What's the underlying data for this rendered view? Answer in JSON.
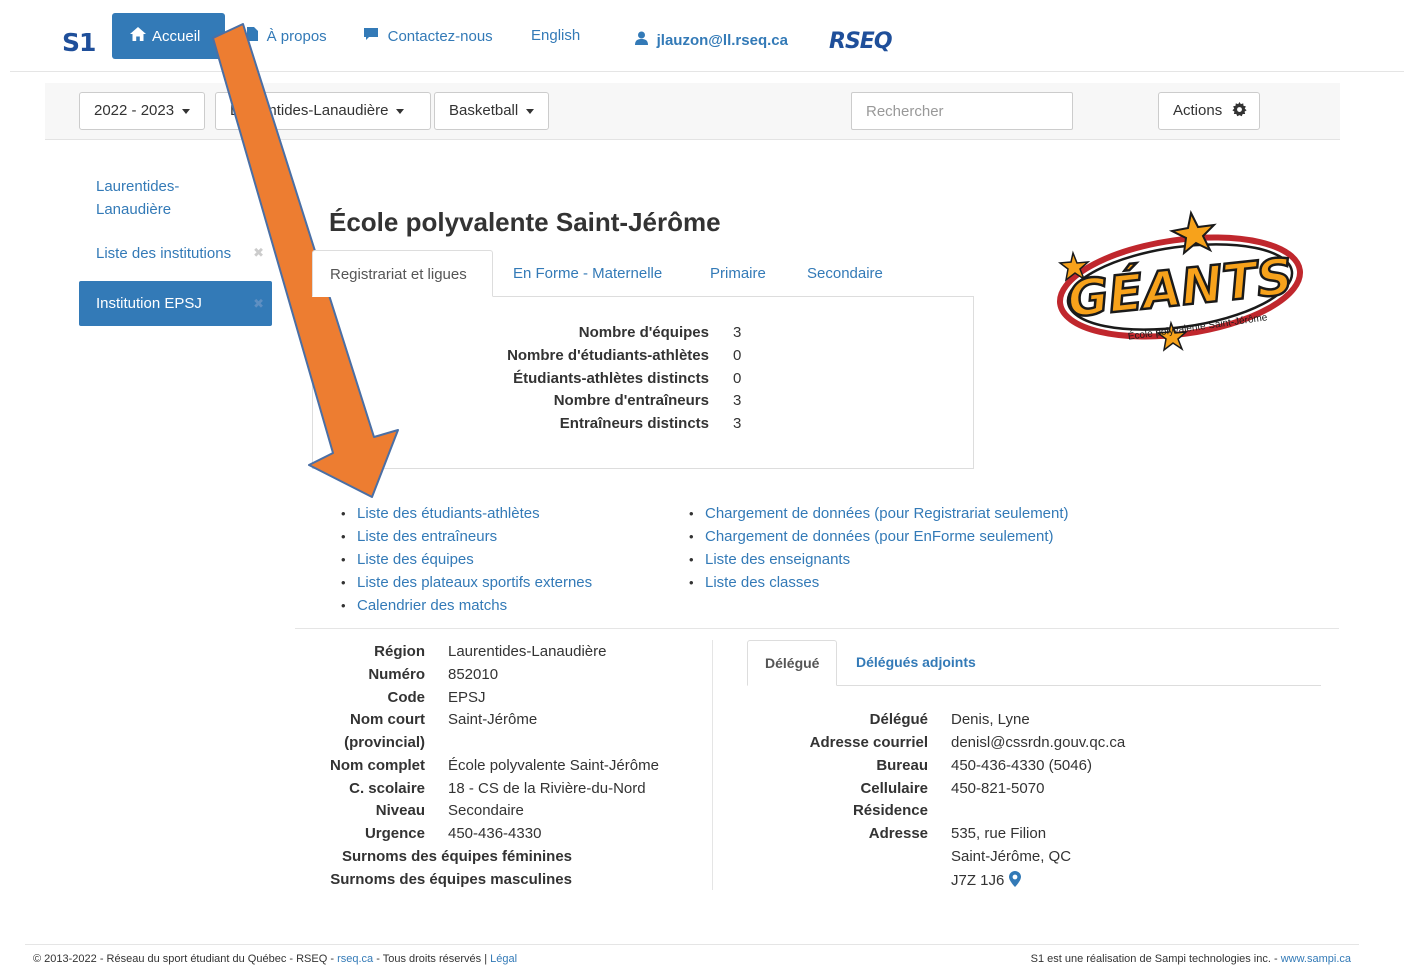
{
  "nav": {
    "logo": "S1",
    "home_label": "Accueil",
    "about_label": "À propos",
    "contact_label": "Contactez-nous",
    "language_label": "English",
    "user_label": "jlauzon@ll.rseq.ca",
    "brand_logo": "RSEQ"
  },
  "toolbar": {
    "season": "2022 - 2023",
    "region": "Laurentides-Lanaudière",
    "sport": "Basketball",
    "search_placeholder": "Rechercher",
    "actions_label": "Actions"
  },
  "sidebar": {
    "items": [
      {
        "label": "Laurentides-Lanaudière"
      },
      {
        "label": "Liste des institutions"
      },
      {
        "label": "Institution EPSJ"
      }
    ],
    "close_glyph": "✖"
  },
  "page": {
    "title": "École polyvalente Saint-Jérôme",
    "logo_text": "GÉANTS",
    "logo_subtext": "École polyvalente Saint-Jérôme"
  },
  "tabs": [
    {
      "label": "Registrariat et ligues",
      "active": true
    },
    {
      "label": "En Forme - Maternelle"
    },
    {
      "label": "Primaire"
    },
    {
      "label": "Secondaire"
    }
  ],
  "stats": [
    {
      "label": "Nombre d'équipes",
      "value": "3"
    },
    {
      "label": "Nombre d'étudiants-athlètes",
      "value": "0"
    },
    {
      "label": "Étudiants-athlètes distincts",
      "value": "0"
    },
    {
      "label": "Nombre d'entraîneurs",
      "value": "3"
    },
    {
      "label": "Entraîneurs distincts",
      "value": "3"
    }
  ],
  "links_left": [
    "Liste des étudiants-athlètes",
    "Liste des entraîneurs",
    "Liste des équipes",
    "Liste des plateaux sportifs externes",
    "Calendrier des matchs"
  ],
  "links_right": [
    "Chargement de données (pour Registrariat seulement)",
    "Chargement de données (pour EnForme seulement)",
    "Liste des enseignants",
    "Liste des classes"
  ],
  "institution": {
    "region_label": "Région",
    "region": "Laurentides-Lanaudière",
    "numero_label": "Numéro",
    "numero": "852010",
    "code_label": "Code",
    "code": "EPSJ",
    "nom_court_label_1": "Nom court",
    "nom_court_label_2": "(provincial)",
    "nom_court": "Saint-Jérôme",
    "nom_complet_label": "Nom complet",
    "nom_complet": "École polyvalente Saint-Jérôme",
    "scolaire_label": "C. scolaire",
    "scolaire": "18 - CS de la Rivière-du-Nord",
    "niveau_label": "Niveau",
    "niveau": "Secondaire",
    "urgence_label": "Urgence",
    "urgence": "450-436-4330",
    "surnoms_f_label": "Surnoms des équipes féminines",
    "surnoms_m_label": "Surnoms des équipes masculines"
  },
  "delegue_tabs": [
    {
      "label": "Délégué",
      "active": true
    },
    {
      "label": "Délégués adjoints"
    }
  ],
  "delegue": {
    "nom_label": "Délégué",
    "nom": "Denis, Lyne",
    "courriel_label": "Adresse courriel",
    "courriel": "denisl@cssrdn.gouv.qc.ca",
    "bureau_label": "Bureau",
    "bureau": "450-436-4330 (5046)",
    "cellulaire_label": "Cellulaire",
    "cellulaire": "450-821-5070",
    "residence_label": "Résidence",
    "adresse_label": "Adresse",
    "adresse_1": "535, rue Filion",
    "adresse_2": "Saint-Jérôme, QC",
    "adresse_3": "J7Z 1J6"
  },
  "footer": {
    "left_text": "© 2013-2022 - Réseau du sport étudiant du Québec - RSEQ - ",
    "left_link": "rseq.ca",
    "left_text_2": " - Tous droits réservés | ",
    "legal_link": "Légal",
    "right_text": "S1 est une réalisation de Sampi technologies inc. - ",
    "right_link": "www.sampi.ca"
  },
  "colors": {
    "primary": "#337ab7",
    "arrow_fill": "#ed7d31",
    "arrow_stroke": "#4a6fa5"
  }
}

┄┄┄┄┄┄┄┄┄┄

Work to be completed
Search the entries for "pour" and copy out each line that has it.

Expected output
    "Chargement de données (pour Registrariat seulement)",
    "Chargement de données (pour EnForme seulement)",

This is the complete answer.